# Short problem
In the records below, find each line with the word "Benefits" and copy it.

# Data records

::::::

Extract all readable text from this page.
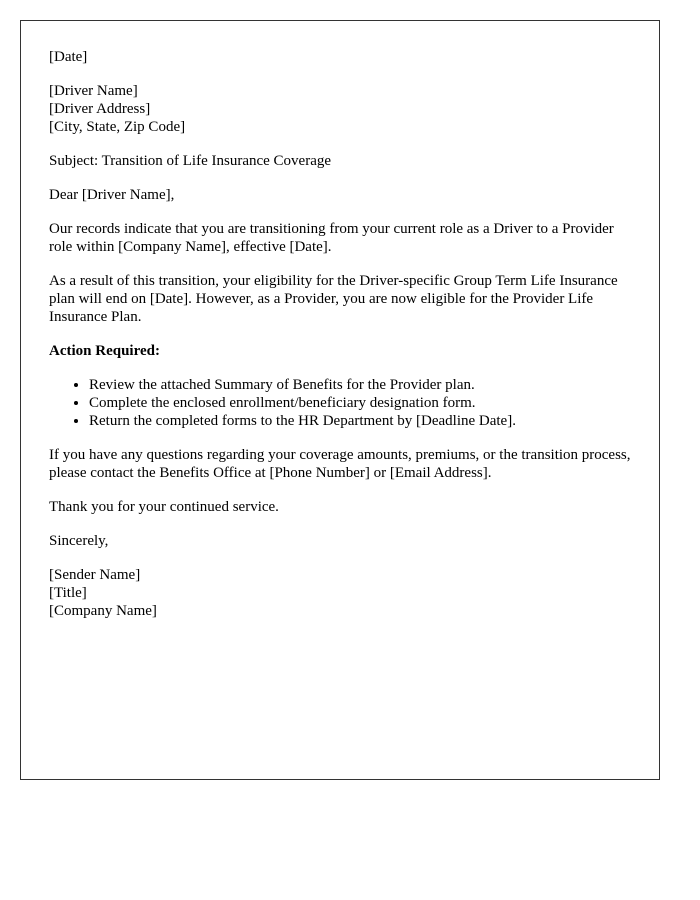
[Date]

[Driver Name]
[Driver Address]
[City, State, Zip Code]

Subject: Transition of Life Insurance Coverage

Dear [Driver Name],

Our records indicate that you are transitioning from your current role as a Driver to a Provider role within [Company Name], effective [Date].

As a result of this transition, your eligibility for the Driver-specific Group Term Life Insurance plan will end on [Date]. However, as a Provider, you are now eligible for the Provider Life Insurance Plan.

Action Required:

• Review the attached Summary of Benefits for the Provider plan.
• Complete the enclosed enrollment/beneficiary designation form.
• Return the completed forms to the HR Department by [Deadline Date].

If you have any questions regarding your coverage amounts, premiums, or the transition process, please contact the Benefits Office at [Phone Number] or [Email Address].

Thank you for your continued service.

Sincerely,

[Sender Name]
[Title]
[Company Name]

::::::

# Result for this task
• Review the attached Summary of Benefits for the Provider plan.
If you have any questions regarding your coverage amounts, premiums, or the transition process, please contact the Benefits Office at [Phone Number] or [Email Address].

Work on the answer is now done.